_Short exercise:_ Pull out each line of the records holding the string "제도개선".

============

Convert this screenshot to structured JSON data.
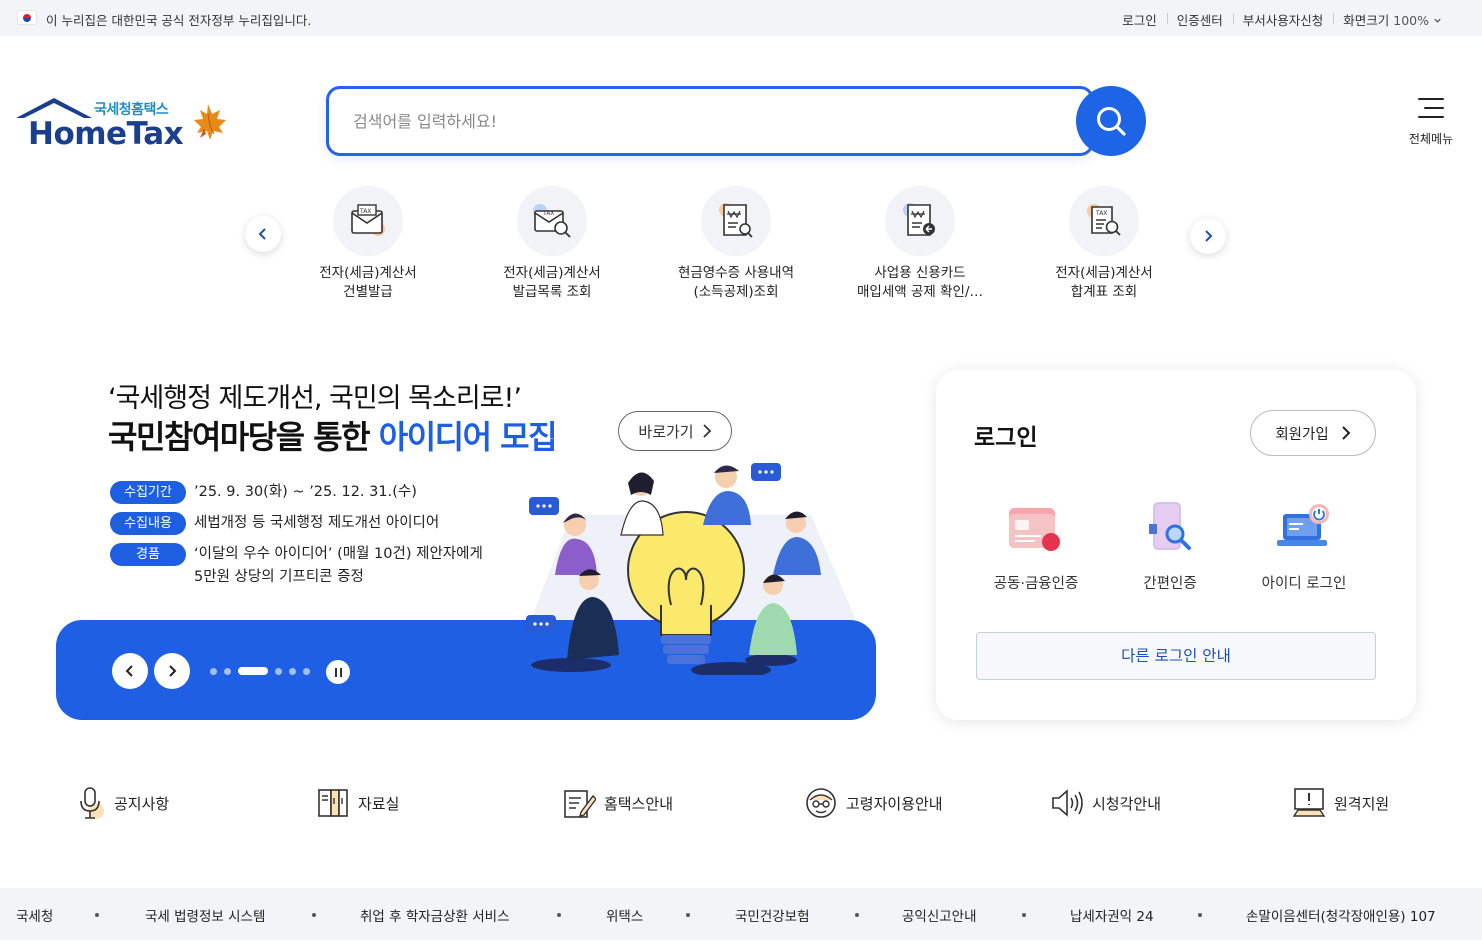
{
  "topbar": {
    "notice": "이 누리집은 대한민국 공식 전자정부 누리집입니다.",
    "links": [
      "로그인",
      "인증센터",
      "부서사용자신청",
      "화면크기"
    ],
    "zoom": "100%"
  },
  "header": {
    "logo_small": "국세청홈택스",
    "logo_big": "HomeTax",
    "search_placeholder": "검색어를 입력하세요!",
    "menu_label": "전체메뉴"
  },
  "quick_menu": [
    {
      "label": "전자(세금)계산서\n건별발급",
      "icon": "tax-envelope-icon"
    },
    {
      "label": "전자(세금)계산서\n발급목록 조회",
      "icon": "tax-search-icon"
    },
    {
      "label": "현금영수증 사용내역\n(소득공제)조회",
      "icon": "receipt-search-icon"
    },
    {
      "label": "사업용 신용카드\n매입세액 공제 확인/…",
      "icon": "card-receipt-icon"
    },
    {
      "label": "전자(세금)계산서\n합계표 조회",
      "icon": "tax-summary-icon"
    }
  ],
  "banner": {
    "line1": "‘국세행정 제도개선, 국민의 목소리로!’",
    "line2_prefix": "국민참여마당을 통한 ",
    "line2_accent": "아이디어 모집",
    "go_button": "바로가기",
    "info": [
      {
        "tag": "수집기간",
        "text": "’25. 9. 30(화) ~ ’25. 12. 31.(수)"
      },
      {
        "tag": "수집내용",
        "text": "세법개정 등 국세행정 제도개선 아이디어"
      },
      {
        "tag": "경품",
        "text": "‘이달의 우수 아이디어’ (매월 10건) 제안자에게\n5만원 상당의 기프티콘 증정"
      }
    ],
    "active_slide": 3,
    "slide_count": 6
  },
  "login": {
    "title": "로그인",
    "join_button": "회원가입",
    "options": [
      "공동·금융인증",
      "간편인증",
      "아이디 로그인"
    ],
    "other_button": "다른 로그인 안내"
  },
  "services": [
    "공지사항",
    "자료실",
    "홈택스안내",
    "고령자이용안내",
    "시청각안내",
    "원격지원"
  ],
  "footer_links": [
    "국세청",
    "국세 법령정보 시스템",
    "취업 후 학자금상환 서비스",
    "위택스",
    "국민건강보험",
    "공익신고안내",
    "납세자권익 24",
    "손말이음센터(청각장애인용) 107"
  ],
  "colors": {
    "primary": "#1e5fe0",
    "search_border": "#2563eb",
    "topbar_bg": "#f2f4f7"
  }
}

============

_Correct response:_
    "line1": "‘국세행정 제도개선, 국민의 목소리로!’",
        "text": "세법개정 등 국세행정 제도개선 아이디어"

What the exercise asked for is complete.